Collection entries:
BEGIN
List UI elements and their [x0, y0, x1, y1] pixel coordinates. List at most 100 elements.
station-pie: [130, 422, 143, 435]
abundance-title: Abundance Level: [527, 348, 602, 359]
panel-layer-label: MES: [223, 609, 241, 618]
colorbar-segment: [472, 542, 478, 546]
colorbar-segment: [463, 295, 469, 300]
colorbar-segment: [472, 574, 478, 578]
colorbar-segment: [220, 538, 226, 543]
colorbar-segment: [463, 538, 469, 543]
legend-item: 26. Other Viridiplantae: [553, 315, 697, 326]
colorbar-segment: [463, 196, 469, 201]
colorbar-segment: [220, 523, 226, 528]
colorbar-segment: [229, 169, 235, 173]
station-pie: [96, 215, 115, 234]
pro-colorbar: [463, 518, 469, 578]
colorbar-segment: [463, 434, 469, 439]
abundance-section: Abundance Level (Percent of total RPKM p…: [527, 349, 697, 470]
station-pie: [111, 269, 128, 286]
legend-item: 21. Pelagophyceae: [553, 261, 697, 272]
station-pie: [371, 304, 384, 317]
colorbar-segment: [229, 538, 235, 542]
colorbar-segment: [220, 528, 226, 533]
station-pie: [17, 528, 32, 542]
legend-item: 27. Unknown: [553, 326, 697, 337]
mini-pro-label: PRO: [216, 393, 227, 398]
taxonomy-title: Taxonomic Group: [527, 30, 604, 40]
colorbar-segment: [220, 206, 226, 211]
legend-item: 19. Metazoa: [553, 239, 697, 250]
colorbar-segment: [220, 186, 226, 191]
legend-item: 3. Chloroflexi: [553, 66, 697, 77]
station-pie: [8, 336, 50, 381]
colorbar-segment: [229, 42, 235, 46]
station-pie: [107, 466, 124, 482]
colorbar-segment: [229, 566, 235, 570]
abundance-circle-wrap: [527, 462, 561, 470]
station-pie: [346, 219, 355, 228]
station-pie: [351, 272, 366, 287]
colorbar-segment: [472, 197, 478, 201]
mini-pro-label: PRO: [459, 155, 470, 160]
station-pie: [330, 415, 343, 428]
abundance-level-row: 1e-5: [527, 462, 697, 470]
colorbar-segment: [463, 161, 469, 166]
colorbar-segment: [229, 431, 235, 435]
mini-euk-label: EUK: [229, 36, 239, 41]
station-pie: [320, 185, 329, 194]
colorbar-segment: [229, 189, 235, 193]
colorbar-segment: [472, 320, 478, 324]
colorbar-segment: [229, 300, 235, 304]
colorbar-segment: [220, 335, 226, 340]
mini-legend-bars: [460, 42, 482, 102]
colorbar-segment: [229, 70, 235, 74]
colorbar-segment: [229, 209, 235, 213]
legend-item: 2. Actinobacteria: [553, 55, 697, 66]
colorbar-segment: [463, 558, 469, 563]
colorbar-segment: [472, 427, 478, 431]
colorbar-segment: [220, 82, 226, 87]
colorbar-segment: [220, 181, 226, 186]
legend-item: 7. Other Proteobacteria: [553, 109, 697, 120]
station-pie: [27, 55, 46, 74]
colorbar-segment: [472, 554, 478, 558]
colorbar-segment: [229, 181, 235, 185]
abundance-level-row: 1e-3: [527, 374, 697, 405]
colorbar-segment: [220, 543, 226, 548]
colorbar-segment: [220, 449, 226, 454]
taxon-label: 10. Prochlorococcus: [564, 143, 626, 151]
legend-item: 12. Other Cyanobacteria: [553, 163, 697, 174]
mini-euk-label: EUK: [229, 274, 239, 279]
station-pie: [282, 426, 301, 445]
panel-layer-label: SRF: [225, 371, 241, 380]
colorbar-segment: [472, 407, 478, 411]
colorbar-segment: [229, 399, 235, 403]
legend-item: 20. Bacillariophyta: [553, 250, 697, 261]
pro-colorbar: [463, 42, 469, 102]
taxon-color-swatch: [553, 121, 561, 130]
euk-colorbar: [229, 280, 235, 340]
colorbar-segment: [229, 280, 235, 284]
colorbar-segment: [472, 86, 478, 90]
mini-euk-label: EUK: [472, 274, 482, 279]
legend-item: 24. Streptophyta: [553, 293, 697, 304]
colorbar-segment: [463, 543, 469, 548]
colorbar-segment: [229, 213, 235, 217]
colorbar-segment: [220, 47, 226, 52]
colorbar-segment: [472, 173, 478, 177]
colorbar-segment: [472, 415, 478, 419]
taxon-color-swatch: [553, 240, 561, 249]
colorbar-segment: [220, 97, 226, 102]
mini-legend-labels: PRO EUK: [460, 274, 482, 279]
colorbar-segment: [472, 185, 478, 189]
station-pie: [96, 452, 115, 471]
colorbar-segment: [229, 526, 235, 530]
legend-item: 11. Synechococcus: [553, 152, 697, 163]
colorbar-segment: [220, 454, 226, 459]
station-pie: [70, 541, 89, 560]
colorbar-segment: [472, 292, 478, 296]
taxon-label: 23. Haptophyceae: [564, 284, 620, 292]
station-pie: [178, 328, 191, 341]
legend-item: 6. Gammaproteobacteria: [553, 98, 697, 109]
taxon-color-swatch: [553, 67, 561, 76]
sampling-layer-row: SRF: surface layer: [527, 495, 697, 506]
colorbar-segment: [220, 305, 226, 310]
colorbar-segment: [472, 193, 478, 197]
END
▸ Assignment
Having read the records, return each one exactly.

▸ Response for this exercise
List UI elements and their [x0, y0, x1, y1] pixel coordinates. List at most 100 elements.
station-pie: [130, 422, 143, 435]
abundance-title: Abundance Level: [527, 348, 602, 359]
panel-layer-label: MES: [223, 609, 241, 618]
colorbar-segment: [472, 542, 478, 546]
colorbar-segment: [463, 295, 469, 300]
colorbar-segment: [472, 574, 478, 578]
colorbar-segment: [220, 538, 226, 543]
colorbar-segment: [463, 538, 469, 543]
legend-item: 26. Other Viridiplantae: [553, 315, 697, 326]
colorbar-segment: [463, 196, 469, 201]
colorbar-segment: [220, 523, 226, 528]
colorbar-segment: [229, 169, 235, 173]
station-pie: [96, 215, 115, 234]
pro-colorbar: [463, 518, 469, 578]
colorbar-segment: [463, 434, 469, 439]
abundance-section: Abundance Level (Percent of total RPKM p…: [527, 349, 697, 470]
station-pie: [111, 269, 128, 286]
legend-item: 21. Pelagophyceae: [553, 261, 697, 272]
station-pie: [371, 304, 384, 317]
colorbar-segment: [229, 538, 235, 542]
colorbar-segment: [220, 528, 226, 533]
station-pie: [17, 528, 32, 542]
legend-item: 27. Unknown: [553, 326, 697, 337]
mini-pro-label: PRO: [216, 393, 227, 398]
taxonomy-title: Taxonomic Group: [527, 30, 604, 40]
colorbar-segment: [220, 206, 226, 211]
legend-item: 19. Metazoa: [553, 239, 697, 250]
colorbar-segment: [220, 186, 226, 191]
legend-item: 3. Chloroflexi: [553, 66, 697, 77]
station-pie: [8, 336, 50, 381]
colorbar-segment: [229, 42, 235, 46]
station-pie: [107, 466, 124, 482]
colorbar-segment: [229, 566, 235, 570]
abundance-circle-wrap: [527, 462, 561, 470]
station-pie: [346, 219, 355, 228]
station-pie: [351, 272, 366, 287]
colorbar-segment: [472, 197, 478, 201]
mini-pro-label: PRO: [459, 155, 470, 160]
station-pie: [330, 415, 343, 428]
abundance-level-row: 1e-5: [527, 462, 697, 470]
colorbar-segment: [463, 161, 469, 166]
colorbar-segment: [229, 431, 235, 435]
mini-euk-label: EUK: [229, 36, 239, 41]
station-pie: [320, 185, 329, 194]
colorbar-segment: [229, 189, 235, 193]
colorbar-segment: [472, 320, 478, 324]
colorbar-segment: [229, 300, 235, 304]
colorbar-segment: [220, 335, 226, 340]
mini-legend-bars: [460, 42, 482, 102]
colorbar-segment: [229, 70, 235, 74]
colorbar-segment: [229, 209, 235, 213]
legend-item: 2. Actinobacteria: [553, 55, 697, 66]
colorbar-segment: [463, 558, 469, 563]
colorbar-segment: [472, 427, 478, 431]
colorbar-segment: [220, 82, 226, 87]
colorbar-segment: [220, 181, 226, 186]
legend-item: 7. Other Proteobacteria: [553, 109, 697, 120]
station-pie: [27, 55, 46, 74]
colorbar-segment: [472, 554, 478, 558]
colorbar-segment: [229, 181, 235, 185]
abundance-level-row: 1e-3: [527, 374, 697, 405]
colorbar-segment: [220, 543, 226, 548]
colorbar-segment: [220, 449, 226, 454]
taxon-label: 10. Prochlorococcus: [564, 143, 626, 151]
legend-item: 12. Other Cyanobacteria: [553, 163, 697, 174]
mini-euk-label: EUK: [229, 274, 239, 279]
station-pie: [282, 426, 301, 445]
panel-layer-label: SRF: [225, 371, 241, 380]
colorbar-segment: [472, 407, 478, 411]
colorbar-segment: [229, 399, 235, 403]
legend-item: 20. Bacillariophyta: [553, 250, 697, 261]
pro-colorbar: [463, 42, 469, 102]
taxon-color-swatch: [553, 121, 561, 130]
euk-colorbar: [229, 280, 235, 340]
colorbar-segment: [229, 280, 235, 284]
colorbar-segment: [472, 86, 478, 90]
mini-euk-label: EUK: [472, 274, 482, 279]
legend-item: 24. Streptophyta: [553, 293, 697, 304]
colorbar-segment: [463, 543, 469, 548]
colorbar-segment: [229, 213, 235, 217]
colorbar-segment: [220, 47, 226, 52]
colorbar-segment: [472, 173, 478, 177]
colorbar-segment: [472, 415, 478, 419]
taxon-color-swatch: [553, 240, 561, 249]
colorbar-segment: [220, 97, 226, 102]
mini-legend-labels: PRO EUK: [460, 274, 482, 279]
colorbar-segment: [472, 185, 478, 189]
station-pie: [96, 452, 115, 471]
colorbar-segment: [229, 526, 235, 530]
legend-item: 11. Synechococcus: [553, 152, 697, 163]
colorbar-segment: [220, 454, 226, 459]
station-pie: [70, 541, 89, 560]
colorbar-segment: [472, 292, 478, 296]
taxon-label: 23. Haptophyceae: [564, 284, 620, 292]
station-pie: [178, 328, 191, 341]
legend-item: 6. Gammaproteobacteria: [553, 98, 697, 109]
taxon-color-swatch: [553, 67, 561, 76]
sampling-layer-row: SRF: surface layer: [527, 495, 697, 506]
colorbar-segment: [220, 305, 226, 310]
colorbar-segment: [472, 193, 478, 197]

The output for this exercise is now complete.